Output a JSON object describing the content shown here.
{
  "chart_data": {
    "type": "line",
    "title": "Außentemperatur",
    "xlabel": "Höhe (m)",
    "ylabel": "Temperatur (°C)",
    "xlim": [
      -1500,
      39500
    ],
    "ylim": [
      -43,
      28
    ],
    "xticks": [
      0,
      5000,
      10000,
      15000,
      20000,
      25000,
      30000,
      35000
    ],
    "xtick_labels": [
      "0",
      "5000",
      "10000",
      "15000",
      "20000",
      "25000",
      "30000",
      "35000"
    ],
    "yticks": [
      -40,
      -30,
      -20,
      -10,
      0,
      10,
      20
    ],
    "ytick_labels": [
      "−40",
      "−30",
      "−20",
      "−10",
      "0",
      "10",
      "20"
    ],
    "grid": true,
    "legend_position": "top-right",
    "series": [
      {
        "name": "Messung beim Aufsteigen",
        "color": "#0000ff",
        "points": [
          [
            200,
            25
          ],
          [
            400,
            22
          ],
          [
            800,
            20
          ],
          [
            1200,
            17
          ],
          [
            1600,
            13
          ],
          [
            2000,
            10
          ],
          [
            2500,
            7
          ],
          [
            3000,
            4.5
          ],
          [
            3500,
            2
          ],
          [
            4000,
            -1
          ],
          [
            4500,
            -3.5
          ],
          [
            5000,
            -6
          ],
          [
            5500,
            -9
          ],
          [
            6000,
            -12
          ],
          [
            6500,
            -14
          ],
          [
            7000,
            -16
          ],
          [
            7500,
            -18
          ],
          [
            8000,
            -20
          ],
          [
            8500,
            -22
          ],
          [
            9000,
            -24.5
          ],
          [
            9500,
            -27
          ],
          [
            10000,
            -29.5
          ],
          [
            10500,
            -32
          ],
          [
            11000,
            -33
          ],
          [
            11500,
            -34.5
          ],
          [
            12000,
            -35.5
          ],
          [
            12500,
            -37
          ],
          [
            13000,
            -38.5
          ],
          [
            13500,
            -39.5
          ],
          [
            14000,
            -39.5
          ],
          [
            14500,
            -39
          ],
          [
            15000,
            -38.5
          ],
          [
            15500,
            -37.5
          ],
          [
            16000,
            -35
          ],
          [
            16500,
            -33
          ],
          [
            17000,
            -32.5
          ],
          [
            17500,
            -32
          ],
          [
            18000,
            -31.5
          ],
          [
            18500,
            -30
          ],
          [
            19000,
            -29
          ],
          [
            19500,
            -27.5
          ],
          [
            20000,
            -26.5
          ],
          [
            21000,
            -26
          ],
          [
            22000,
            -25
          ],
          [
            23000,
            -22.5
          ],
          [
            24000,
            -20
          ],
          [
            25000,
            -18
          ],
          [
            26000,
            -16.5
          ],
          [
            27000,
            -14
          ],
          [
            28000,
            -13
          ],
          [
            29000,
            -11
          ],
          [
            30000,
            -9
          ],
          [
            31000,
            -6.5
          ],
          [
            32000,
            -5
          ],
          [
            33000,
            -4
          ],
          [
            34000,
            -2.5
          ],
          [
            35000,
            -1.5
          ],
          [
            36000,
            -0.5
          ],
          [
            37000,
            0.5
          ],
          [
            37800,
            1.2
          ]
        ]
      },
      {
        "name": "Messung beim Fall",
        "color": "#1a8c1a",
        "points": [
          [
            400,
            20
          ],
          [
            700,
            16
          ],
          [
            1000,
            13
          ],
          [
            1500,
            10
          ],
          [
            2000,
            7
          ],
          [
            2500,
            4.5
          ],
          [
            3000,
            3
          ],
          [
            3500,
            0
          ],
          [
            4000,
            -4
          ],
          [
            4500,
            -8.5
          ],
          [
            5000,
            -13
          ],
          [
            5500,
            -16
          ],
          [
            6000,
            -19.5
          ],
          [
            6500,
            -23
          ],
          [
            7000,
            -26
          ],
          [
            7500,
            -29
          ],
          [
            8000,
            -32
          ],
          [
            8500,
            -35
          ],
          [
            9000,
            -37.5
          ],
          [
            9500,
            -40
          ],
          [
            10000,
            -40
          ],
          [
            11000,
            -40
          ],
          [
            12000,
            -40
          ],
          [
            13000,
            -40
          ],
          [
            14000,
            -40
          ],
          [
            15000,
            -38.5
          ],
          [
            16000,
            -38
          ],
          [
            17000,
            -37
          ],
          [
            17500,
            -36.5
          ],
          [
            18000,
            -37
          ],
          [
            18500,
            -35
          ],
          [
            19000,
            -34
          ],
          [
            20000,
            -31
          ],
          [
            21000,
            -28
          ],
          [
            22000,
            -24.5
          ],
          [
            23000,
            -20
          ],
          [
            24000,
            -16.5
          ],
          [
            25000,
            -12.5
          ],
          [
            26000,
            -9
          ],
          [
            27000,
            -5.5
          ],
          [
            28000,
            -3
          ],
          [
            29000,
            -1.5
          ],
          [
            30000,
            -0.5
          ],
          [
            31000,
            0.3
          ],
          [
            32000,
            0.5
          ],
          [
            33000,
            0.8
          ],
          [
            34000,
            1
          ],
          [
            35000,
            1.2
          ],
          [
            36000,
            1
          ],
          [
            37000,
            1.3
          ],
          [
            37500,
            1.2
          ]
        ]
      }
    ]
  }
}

------------------------

> _Written instruction_: Write out the listing once more, matching it exactly.

> _Exercise response_:
Output a JSON object describing the content shown here.
{
  "chart_data": {
    "type": "line",
    "title": "Außentemperatur",
    "xlabel": "Höhe (m)",
    "ylabel": "Temperatur (°C)",
    "xlim": [
      -1500,
      39500
    ],
    "ylim": [
      -43,
      28
    ],
    "xticks": [
      0,
      5000,
      10000,
      15000,
      20000,
      25000,
      30000,
      35000
    ],
    "xtick_labels": [
      "0",
      "5000",
      "10000",
      "15000",
      "20000",
      "25000",
      "30000",
      "35000"
    ],
    "yticks": [
      -40,
      -30,
      -20,
      -10,
      0,
      10,
      20
    ],
    "ytick_labels": [
      "−40",
      "−30",
      "−20",
      "−10",
      "0",
      "10",
      "20"
    ],
    "grid": true,
    "legend_position": "top-right",
    "series": [
      {
        "name": "Messung beim Aufsteigen",
        "color": "#0000ff",
        "points": [
          [
            200,
            25
          ],
          [
            400,
            22
          ],
          [
            800,
            20
          ],
          [
            1200,
            17
          ],
          [
            1600,
            13
          ],
          [
            2000,
            10
          ],
          [
            2500,
            7
          ],
          [
            3000,
            4.5
          ],
          [
            3500,
            2
          ],
          [
            4000,
            -1
          ],
          [
            4500,
            -3.5
          ],
          [
            5000,
            -6
          ],
          [
            5500,
            -9
          ],
          [
            6000,
            -12
          ],
          [
            6500,
            -14
          ],
          [
            7000,
            -16
          ],
          [
            7500,
            -18
          ],
          [
            8000,
            -20
          ],
          [
            8500,
            -22
          ],
          [
            9000,
            -24.5
          ],
          [
            9500,
            -27
          ],
          [
            10000,
            -29.5
          ],
          [
            10500,
            -32
          ],
          [
            11000,
            -33
          ],
          [
            11500,
            -34.5
          ],
          [
            12000,
            -35.5
          ],
          [
            12500,
            -37
          ],
          [
            13000,
            -38.5
          ],
          [
            13500,
            -39.5
          ],
          [
            14000,
            -39.5
          ],
          [
            14500,
            -39
          ],
          [
            15000,
            -38.5
          ],
          [
            15500,
            -37.5
          ],
          [
            16000,
            -35
          ],
          [
            16500,
            -33
          ],
          [
            17000,
            -32.5
          ],
          [
            17500,
            -32
          ],
          [
            18000,
            -31.5
          ],
          [
            18500,
            -30
          ],
          [
            19000,
            -29
          ],
          [
            19500,
            -27.5
          ],
          [
            20000,
            -26.5
          ],
          [
            21000,
            -26
          ],
          [
            22000,
            -25
          ],
          [
            23000,
            -22.5
          ],
          [
            24000,
            -20
          ],
          [
            25000,
            -18
          ],
          [
            26000,
            -16.5
          ],
          [
            27000,
            -14
          ],
          [
            28000,
            -13
          ],
          [
            29000,
            -11
          ],
          [
            30000,
            -9
          ],
          [
            31000,
            -6.5
          ],
          [
            32000,
            -5
          ],
          [
            33000,
            -4
          ],
          [
            34000,
            -2.5
          ],
          [
            35000,
            -1.5
          ],
          [
            36000,
            -0.5
          ],
          [
            37000,
            0.5
          ],
          [
            37800,
            1.2
          ]
        ]
      },
      {
        "name": "Messung beim Fall",
        "color": "#1a8c1a",
        "points": [
          [
            400,
            20
          ],
          [
            700,
            16
          ],
          [
            1000,
            13
          ],
          [
            1500,
            10
          ],
          [
            2000,
            7
          ],
          [
            2500,
            4.5
          ],
          [
            3000,
            3
          ],
          [
            3500,
            0
          ],
          [
            4000,
            -4
          ],
          [
            4500,
            -8.5
          ],
          [
            5000,
            -13
          ],
          [
            5500,
            -16
          ],
          [
            6000,
            -19.5
          ],
          [
            6500,
            -23
          ],
          [
            7000,
            -26
          ],
          [
            7500,
            -29
          ],
          [
            8000,
            -32
          ],
          [
            8500,
            -35
          ],
          [
            9000,
            -37.5
          ],
          [
            9500,
            -40
          ],
          [
            10000,
            -40
          ],
          [
            11000,
            -40
          ],
          [
            12000,
            -40
          ],
          [
            13000,
            -40
          ],
          [
            14000,
            -40
          ],
          [
            15000,
            -38.5
          ],
          [
            16000,
            -38
          ],
          [
            17000,
            -37
          ],
          [
            17500,
            -36.5
          ],
          [
            18000,
            -37
          ],
          [
            18500,
            -35
          ],
          [
            19000,
            -34
          ],
          [
            20000,
            -31
          ],
          [
            21000,
            -28
          ],
          [
            22000,
            -24.5
          ],
          [
            23000,
            -20
          ],
          [
            24000,
            -16.5
          ],
          [
            25000,
            -12.5
          ],
          [
            26000,
            -9
          ],
          [
            27000,
            -5.5
          ],
          [
            28000,
            -3
          ],
          [
            29000,
            -1.5
          ],
          [
            30000,
            -0.5
          ],
          [
            31000,
            0.3
          ],
          [
            32000,
            0.5
          ],
          [
            33000,
            0.8
          ],
          [
            34000,
            1
          ],
          [
            35000,
            1.2
          ],
          [
            36000,
            1
          ],
          [
            37000,
            1.3
          ],
          [
            37500,
            1.2
          ]
        ]
      }
    ]
  }
}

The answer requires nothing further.